> _Required work_
Without the pictures, write out all the lines below exactly as they appear.

START

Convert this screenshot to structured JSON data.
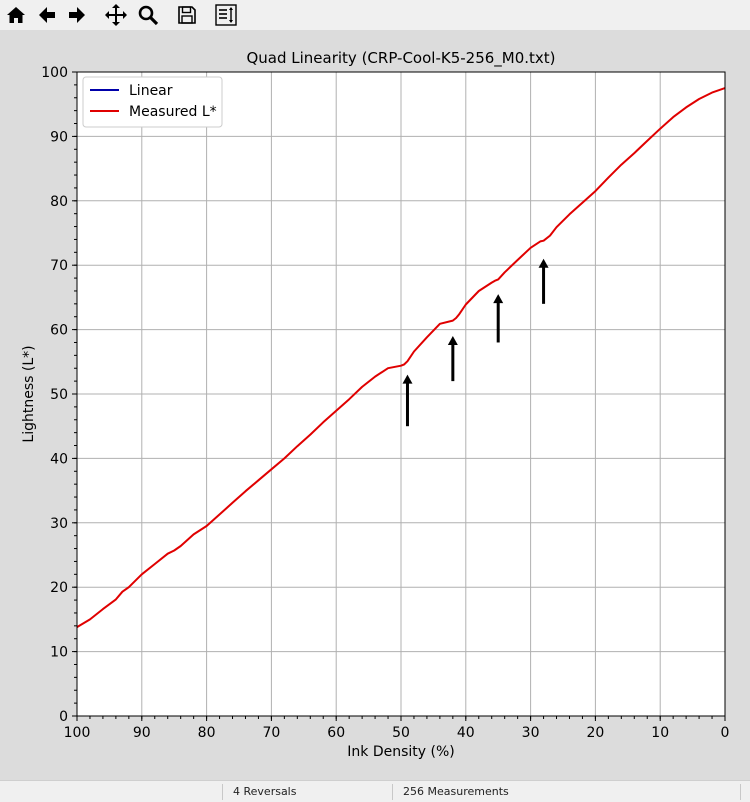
{
  "toolbar": {
    "tools": [
      {
        "name": "home-icon",
        "label": "Home"
      },
      {
        "name": "back-icon",
        "label": "Back"
      },
      {
        "name": "forward-icon",
        "label": "Forward"
      },
      {
        "name": "pan-icon",
        "label": "Pan"
      },
      {
        "name": "zoom-icon",
        "label": "Zoom"
      },
      {
        "name": "save-icon",
        "label": "Save"
      },
      {
        "name": "configure-subplots-icon",
        "label": "Configure"
      }
    ]
  },
  "status": {
    "reversals": "4 Reversals",
    "measurements": "256 Measurements"
  },
  "colors": {
    "linear": "#0000aa",
    "measured": "#e00000",
    "figure_bg": "#dcdcdc",
    "axes_bg": "#ffffff",
    "grid": "#b0b0b0"
  },
  "chart_data": {
    "type": "line",
    "title": "Quad Linearity  (CRP-Cool-K5-256_M0.txt)",
    "xlabel": "Ink Density (%)",
    "ylabel": "Lightness (L*)",
    "xlim": [
      100,
      0
    ],
    "ylim": [
      0,
      100
    ],
    "x_inverted": true,
    "grid": true,
    "legend_position": "top-left",
    "xticks": [
      "100",
      "90",
      "80",
      "70",
      "60",
      "50",
      "40",
      "30",
      "20",
      "10",
      "0"
    ],
    "yticks": [
      "0",
      "10",
      "20",
      "30",
      "40",
      "50",
      "60",
      "70",
      "80",
      "90",
      "100"
    ],
    "series": [
      {
        "name": "Linear",
        "color": "#0000aa",
        "x": [],
        "y": []
      },
      {
        "name": "Measured L*",
        "color": "#e00000",
        "x": [
          100,
          98,
          96,
          94,
          93,
          92,
          90,
          88,
          86,
          85,
          84,
          82,
          80,
          78,
          76,
          74,
          72,
          70,
          68,
          66,
          64,
          62,
          60,
          58,
          56,
          54,
          52,
          50,
          49.5,
          49,
          48,
          46,
          44,
          42,
          41.5,
          41,
          40,
          38,
          36,
          35.5,
          35,
          34,
          32,
          30,
          28.5,
          28,
          27,
          26,
          24,
          22,
          20,
          18,
          16,
          14,
          12,
          10,
          8,
          6,
          4,
          2,
          0
        ],
        "y": [
          13.8,
          15.0,
          16.6,
          18.1,
          19.3,
          20.0,
          22.0,
          23.6,
          25.2,
          25.7,
          26.4,
          28.2,
          29.5,
          31.3,
          33.1,
          34.9,
          36.6,
          38.3,
          40.0,
          41.9,
          43.7,
          45.6,
          47.4,
          49.2,
          51.1,
          52.7,
          54.0,
          54.4,
          54.6,
          55.1,
          56.6,
          58.8,
          60.9,
          61.4,
          61.8,
          62.4,
          63.9,
          66.0,
          67.3,
          67.6,
          67.8,
          68.9,
          70.8,
          72.7,
          73.7,
          73.8,
          74.6,
          75.9,
          77.9,
          79.7,
          81.5,
          83.6,
          85.6,
          87.4,
          89.3,
          91.2,
          93.0,
          94.5,
          95.8,
          96.8,
          97.5
        ]
      }
    ],
    "annotations": [
      {
        "type": "arrow",
        "x": 49,
        "y_start": 45,
        "y_end": 53
      },
      {
        "type": "arrow",
        "x": 42,
        "y_start": 52,
        "y_end": 59
      },
      {
        "type": "arrow",
        "x": 35,
        "y_start": 58,
        "y_end": 65.5
      },
      {
        "type": "arrow",
        "x": 28,
        "y_start": 64,
        "y_end": 71
      }
    ]
  }
}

END

> _Result for this exercise_
Convert this screenshot to structured JSON data.
{
  "toolbar": {
    "tools": [
      {
        "name": "home-icon",
        "label": "Home"
      },
      {
        "name": "back-icon",
        "label": "Back"
      },
      {
        "name": "forward-icon",
        "label": "Forward"
      },
      {
        "name": "pan-icon",
        "label": "Pan"
      },
      {
        "name": "zoom-icon",
        "label": "Zoom"
      },
      {
        "name": "save-icon",
        "label": "Save"
      },
      {
        "name": "configure-subplots-icon",
        "label": "Configure"
      }
    ]
  },
  "status": {
    "reversals": "4 Reversals",
    "measurements": "256 Measurements"
  },
  "colors": {
    "linear": "#0000aa",
    "measured": "#e00000",
    "figure_bg": "#dcdcdc",
    "axes_bg": "#ffffff",
    "grid": "#b0b0b0"
  },
  "chart_data": {
    "type": "line",
    "title": "Quad Linearity  (CRP-Cool-K5-256_M0.txt)",
    "xlabel": "Ink Density (%)",
    "ylabel": "Lightness (L*)",
    "xlim": [
      100,
      0
    ],
    "ylim": [
      0,
      100
    ],
    "x_inverted": true,
    "grid": true,
    "legend_position": "top-left",
    "xticks": [
      "100",
      "90",
      "80",
      "70",
      "60",
      "50",
      "40",
      "30",
      "20",
      "10",
      "0"
    ],
    "yticks": [
      "0",
      "10",
      "20",
      "30",
      "40",
      "50",
      "60",
      "70",
      "80",
      "90",
      "100"
    ],
    "series": [
      {
        "name": "Linear",
        "color": "#0000aa",
        "x": [],
        "y": []
      },
      {
        "name": "Measured L*",
        "color": "#e00000",
        "x": [
          100,
          98,
          96,
          94,
          93,
          92,
          90,
          88,
          86,
          85,
          84,
          82,
          80,
          78,
          76,
          74,
          72,
          70,
          68,
          66,
          64,
          62,
          60,
          58,
          56,
          54,
          52,
          50,
          49.5,
          49,
          48,
          46,
          44,
          42,
          41.5,
          41,
          40,
          38,
          36,
          35.5,
          35,
          34,
          32,
          30,
          28.5,
          28,
          27,
          26,
          24,
          22,
          20,
          18,
          16,
          14,
          12,
          10,
          8,
          6,
          4,
          2,
          0
        ],
        "y": [
          13.8,
          15.0,
          16.6,
          18.1,
          19.3,
          20.0,
          22.0,
          23.6,
          25.2,
          25.7,
          26.4,
          28.2,
          29.5,
          31.3,
          33.1,
          34.9,
          36.6,
          38.3,
          40.0,
          41.9,
          43.7,
          45.6,
          47.4,
          49.2,
          51.1,
          52.7,
          54.0,
          54.4,
          54.6,
          55.1,
          56.6,
          58.8,
          60.9,
          61.4,
          61.8,
          62.4,
          63.9,
          66.0,
          67.3,
          67.6,
          67.8,
          68.9,
          70.8,
          72.7,
          73.7,
          73.8,
          74.6,
          75.9,
          77.9,
          79.7,
          81.5,
          83.6,
          85.6,
          87.4,
          89.3,
          91.2,
          93.0,
          94.5,
          95.8,
          96.8,
          97.5
        ]
      }
    ],
    "annotations": [
      {
        "type": "arrow",
        "x": 49,
        "y_start": 45,
        "y_end": 53
      },
      {
        "type": "arrow",
        "x": 42,
        "y_start": 52,
        "y_end": 59
      },
      {
        "type": "arrow",
        "x": 35,
        "y_start": 58,
        "y_end": 65.5
      },
      {
        "type": "arrow",
        "x": 28,
        "y_start": 64,
        "y_end": 71
      }
    ]
  }
}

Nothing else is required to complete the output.